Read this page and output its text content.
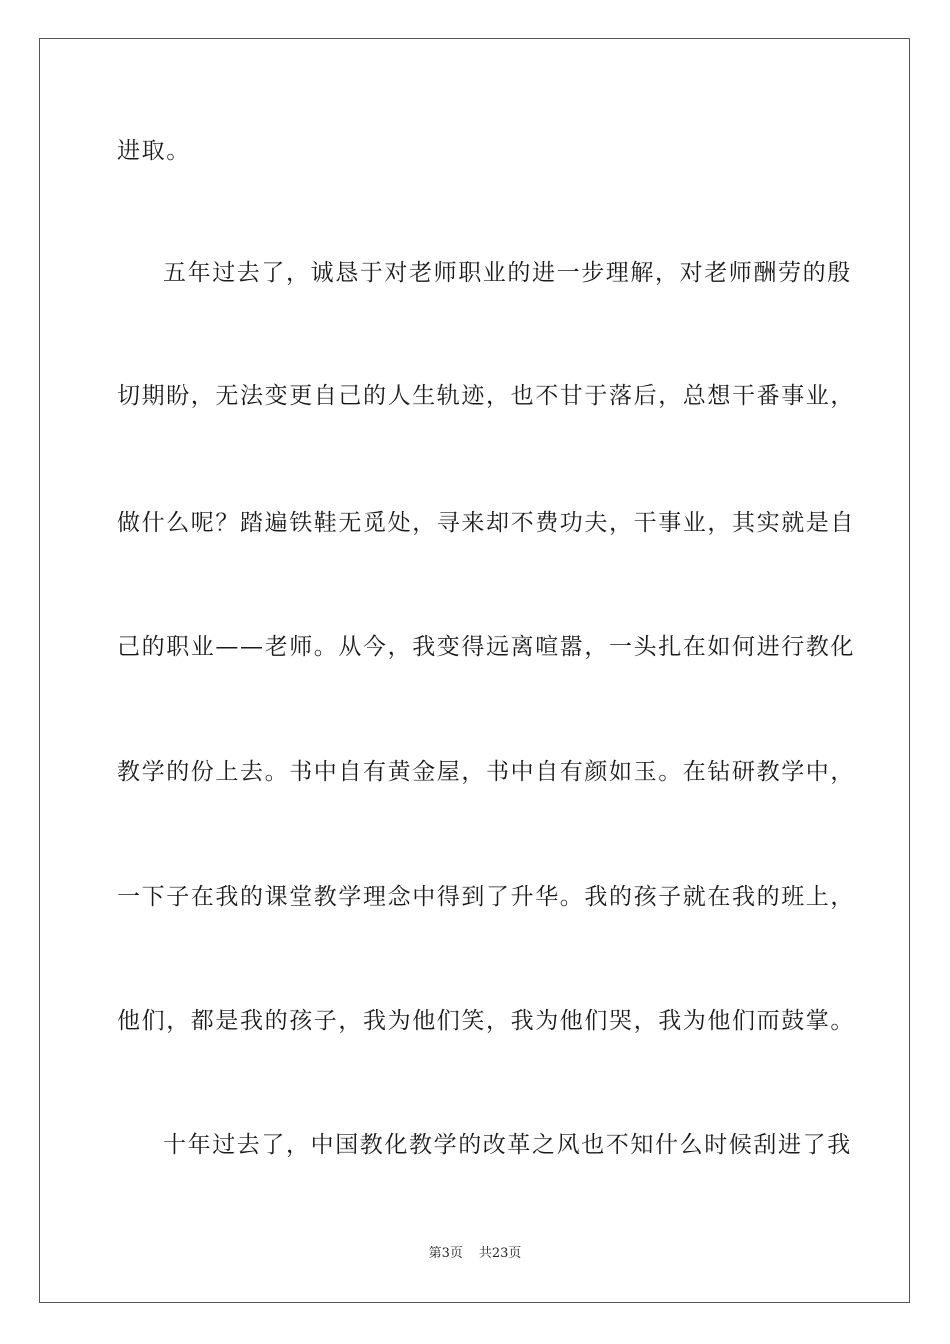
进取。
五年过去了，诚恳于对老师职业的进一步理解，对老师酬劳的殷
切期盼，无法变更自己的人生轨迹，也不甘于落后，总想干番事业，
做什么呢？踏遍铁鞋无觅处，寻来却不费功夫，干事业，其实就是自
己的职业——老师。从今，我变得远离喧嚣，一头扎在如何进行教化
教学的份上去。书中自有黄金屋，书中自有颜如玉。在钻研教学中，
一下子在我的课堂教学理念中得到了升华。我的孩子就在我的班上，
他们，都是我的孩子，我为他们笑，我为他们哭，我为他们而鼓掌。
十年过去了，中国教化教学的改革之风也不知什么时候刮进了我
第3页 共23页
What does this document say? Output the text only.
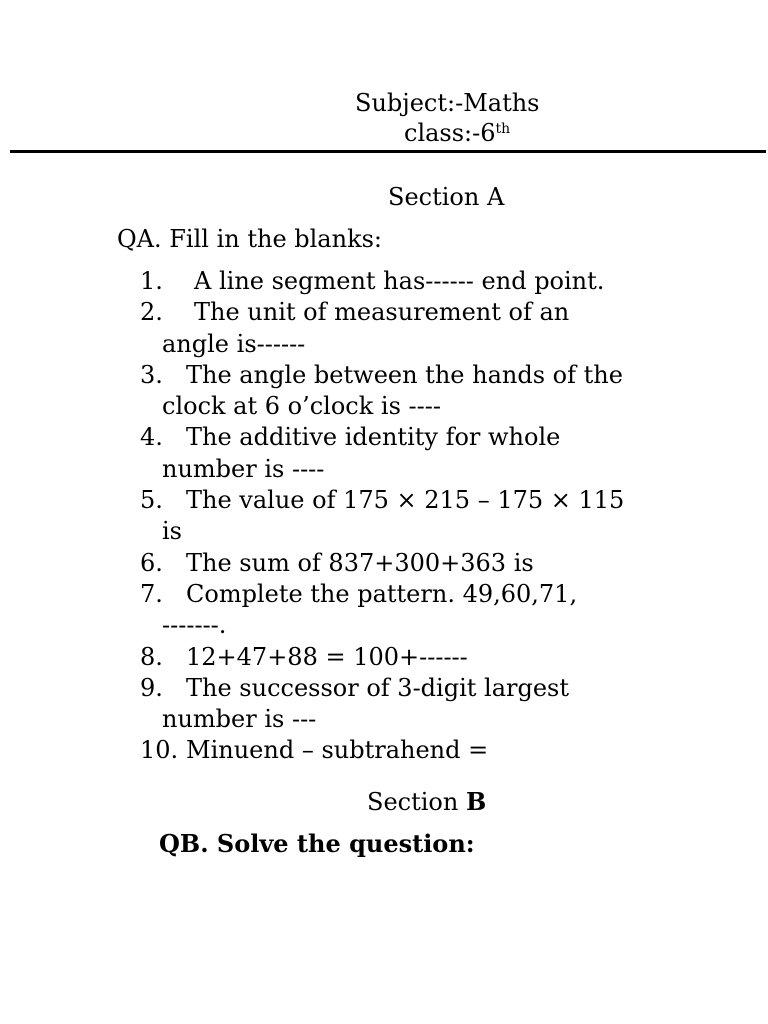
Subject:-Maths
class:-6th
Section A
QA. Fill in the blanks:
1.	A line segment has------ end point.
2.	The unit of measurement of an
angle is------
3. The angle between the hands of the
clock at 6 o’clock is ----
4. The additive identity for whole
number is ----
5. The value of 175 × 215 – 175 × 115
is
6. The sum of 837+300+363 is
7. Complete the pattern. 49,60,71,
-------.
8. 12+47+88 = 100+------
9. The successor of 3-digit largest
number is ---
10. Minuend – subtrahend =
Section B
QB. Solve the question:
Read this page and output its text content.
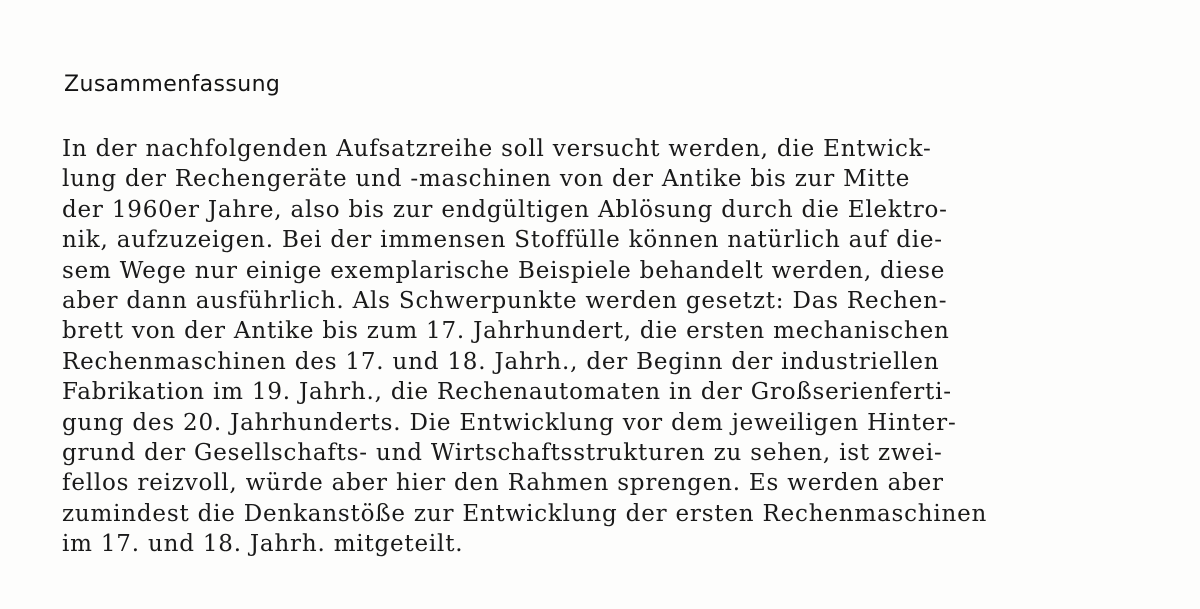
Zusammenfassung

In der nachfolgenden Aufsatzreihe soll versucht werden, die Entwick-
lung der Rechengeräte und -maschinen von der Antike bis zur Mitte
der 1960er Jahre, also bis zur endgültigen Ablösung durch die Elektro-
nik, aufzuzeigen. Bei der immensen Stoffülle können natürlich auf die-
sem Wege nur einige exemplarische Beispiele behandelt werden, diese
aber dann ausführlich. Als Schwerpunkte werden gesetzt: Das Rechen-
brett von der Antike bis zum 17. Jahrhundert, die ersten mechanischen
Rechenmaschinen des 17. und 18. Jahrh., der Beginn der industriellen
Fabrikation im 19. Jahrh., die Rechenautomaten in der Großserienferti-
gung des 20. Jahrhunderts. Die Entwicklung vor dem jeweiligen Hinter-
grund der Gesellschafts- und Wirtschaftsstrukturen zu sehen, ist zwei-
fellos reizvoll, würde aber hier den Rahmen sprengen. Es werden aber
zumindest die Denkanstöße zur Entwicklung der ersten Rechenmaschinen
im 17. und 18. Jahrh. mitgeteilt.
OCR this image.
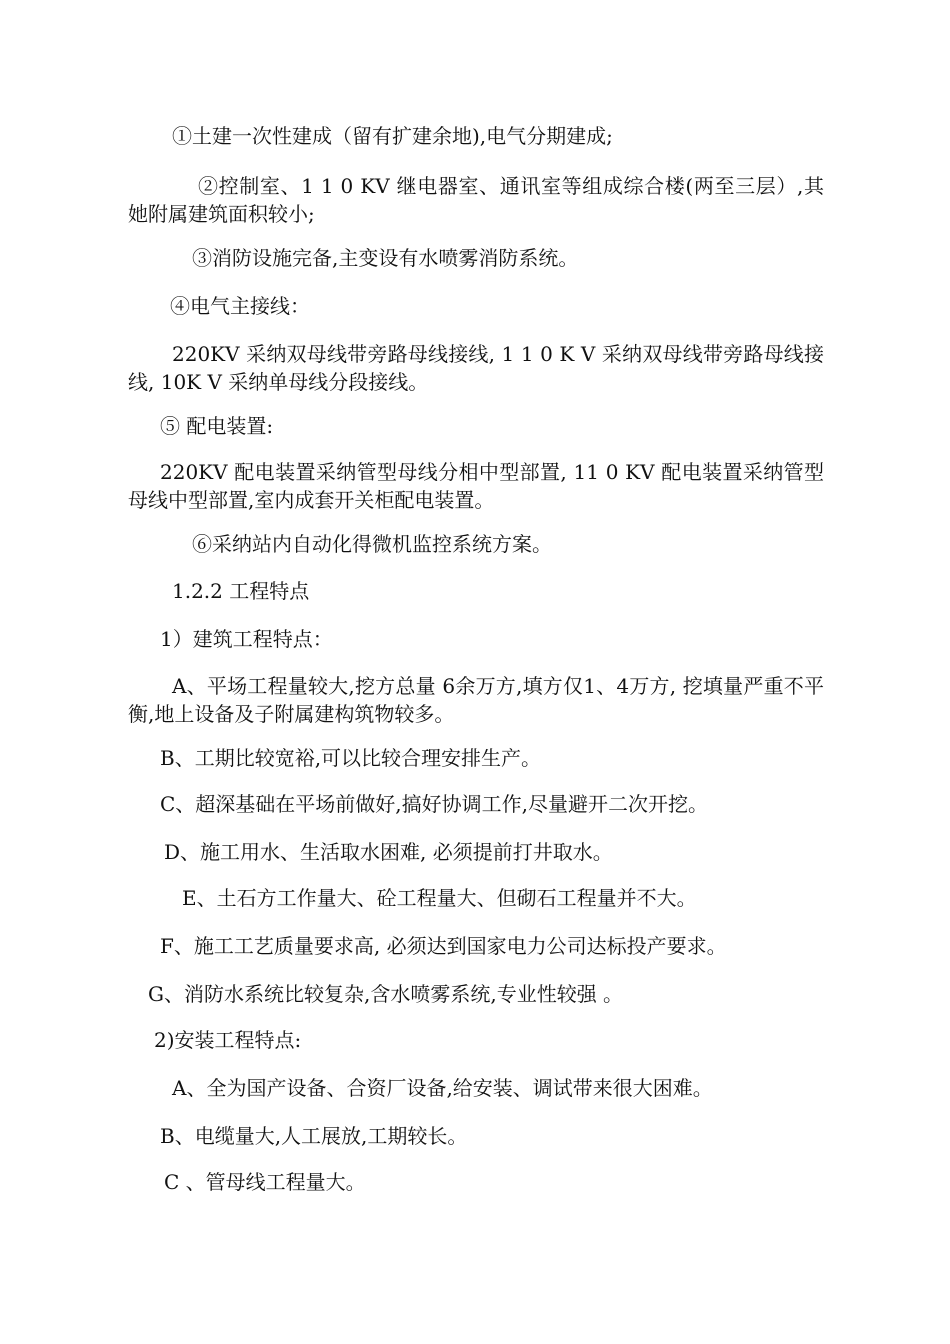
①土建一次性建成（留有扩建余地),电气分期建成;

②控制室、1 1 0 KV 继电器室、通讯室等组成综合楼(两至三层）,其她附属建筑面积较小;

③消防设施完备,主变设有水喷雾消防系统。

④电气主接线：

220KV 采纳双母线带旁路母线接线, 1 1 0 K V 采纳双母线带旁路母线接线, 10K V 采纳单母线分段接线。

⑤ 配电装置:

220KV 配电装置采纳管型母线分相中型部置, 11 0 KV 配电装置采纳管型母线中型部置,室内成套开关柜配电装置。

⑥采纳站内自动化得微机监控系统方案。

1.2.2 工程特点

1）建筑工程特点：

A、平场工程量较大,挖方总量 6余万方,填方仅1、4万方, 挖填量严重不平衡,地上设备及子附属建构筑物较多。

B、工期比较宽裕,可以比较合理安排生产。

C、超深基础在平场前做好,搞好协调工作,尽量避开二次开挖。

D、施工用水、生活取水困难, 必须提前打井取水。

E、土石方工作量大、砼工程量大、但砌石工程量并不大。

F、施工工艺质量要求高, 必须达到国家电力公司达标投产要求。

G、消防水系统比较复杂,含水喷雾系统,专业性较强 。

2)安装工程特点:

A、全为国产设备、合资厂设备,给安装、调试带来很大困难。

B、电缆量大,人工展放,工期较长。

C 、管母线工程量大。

Problem requirements:
Write the records above out again exactly, with no pictures in your copy.

Problem solution:
Read this page and output its text content.
进取。
五年过去了，诚恳于对老师职业的进一步理解，对老师酬劳的殷
切期盼，无法变更自己的人生轨迹，也不甘于落后，总想干番事业，
做什么呢？踏遍铁鞋无觅处，寻来却不费功夫，干事业，其实就是自
己的职业——老师。从今，我变得远离喧嚣，一头扎在如何进行教化
教学的份上去。书中自有黄金屋，书中自有颜如玉。在钻研教学中，
一下子在我的课堂教学理念中得到了升华。我的孩子就在我的班上，
他们，都是我的孩子，我为他们笑，我为他们哭，我为他们而鼓掌。
十年过去了，中国教化教学的改革之风也不知什么时候刮进了我
第3页 共23页
What does this document say? Output the text only.
Subject:-Maths
class:-6th
Section A
QA. Fill in the blanks:
1.	A line segment has------ end point.
2.	The unit of measurement of an
angle is------
3. The angle between the hands of the
clock at 6 o’clock is ----
4. The additive identity for whole
number is ----
5. The value of 175 × 215 – 175 × 115
is
6. The sum of 837+300+363 is
7. Complete the pattern. 49,60,71,
-------.
8. 12+47+88 = 100+------
9. The successor of 3-digit largest
number is ---
10. Minuend – subtrahend =
Section B
QB. Solve the question:
Read this page and output its text content.
Zusammenfassung

In der nachfolgenden Aufsatzreihe soll versucht werden, die Entwick-
lung der Rechengeräte und -maschinen von der Antike bis zur Mitte
der 1960er Jahre, also bis zur endgültigen Ablösung durch die Elektro-
nik, aufzuzeigen. Bei der immensen Stoffülle können natürlich auf die-
sem Wege nur einige exemplarische Beispiele behandelt werden, diese
aber dann ausführlich. Als Schwerpunkte werden gesetzt: Das Rechen-
brett von der Antike bis zum 17. Jahrhundert, die ersten mechanischen
Rechenmaschinen des 17. und 18. Jahrh., der Beginn der industriellen
Fabrikation im 19. Jahrh., die Rechenautomaten in der Großserienferti-
gung des 20. Jahrhunderts. Die Entwicklung vor dem jeweiligen Hinter-
grund der Gesellschafts- und Wirtschaftsstrukturen zu sehen, ist zwei-
fellos reizvoll, würde aber hier den Rahmen sprengen. Es werden aber
zumindest die Denkanstöße zur Entwicklung der ersten Rechenmaschinen
im 17. und 18. Jahrh. mitgeteilt.
OCR this image.
①土建一次性建成（留有扩建余地),电气分期建成;

②控制室、1 1 0 KV 继电器室、通讯室等组成综合楼(两至三层）,其她附属建筑面积较小;

③消防设施完备,主变设有水喷雾消防系统。

④电气主接线：

220KV 采纳双母线带旁路母线接线, 1 1 0 K V 采纳双母线带旁路母线接线, 10K V 采纳单母线分段接线。

⑤ 配电装置:

220KV 配电装置采纳管型母线分相中型部置, 11 0 KV 配电装置采纳管型母线中型部置,室内成套开关柜配电装置。

⑥采纳站内自动化得微机监控系统方案。

1.2.2 工程特点

1）建筑工程特点：

A、平场工程量较大,挖方总量 6余万方,填方仅1、4万方, 挖填量严重不平衡,地上设备及子附属建构筑物较多。

B、工期比较宽裕,可以比较合理安排生产。

C、超深基础在平场前做好,搞好协调工作,尽量避开二次开挖。

D、施工用水、生活取水困难, 必须提前打井取水。

E、土石方工作量大、砼工程量大、但砌石工程量并不大。

F、施工工艺质量要求高, 必须达到国家电力公司达标投产要求。

G、消防水系统比较复杂,含水喷雾系统,专业性较强 。

2)安装工程特点:

A、全为国产设备、合资厂设备,给安装、调试带来很大困难。

B、电缆量大,人工展放,工期较长。

C 、管母线工程量大。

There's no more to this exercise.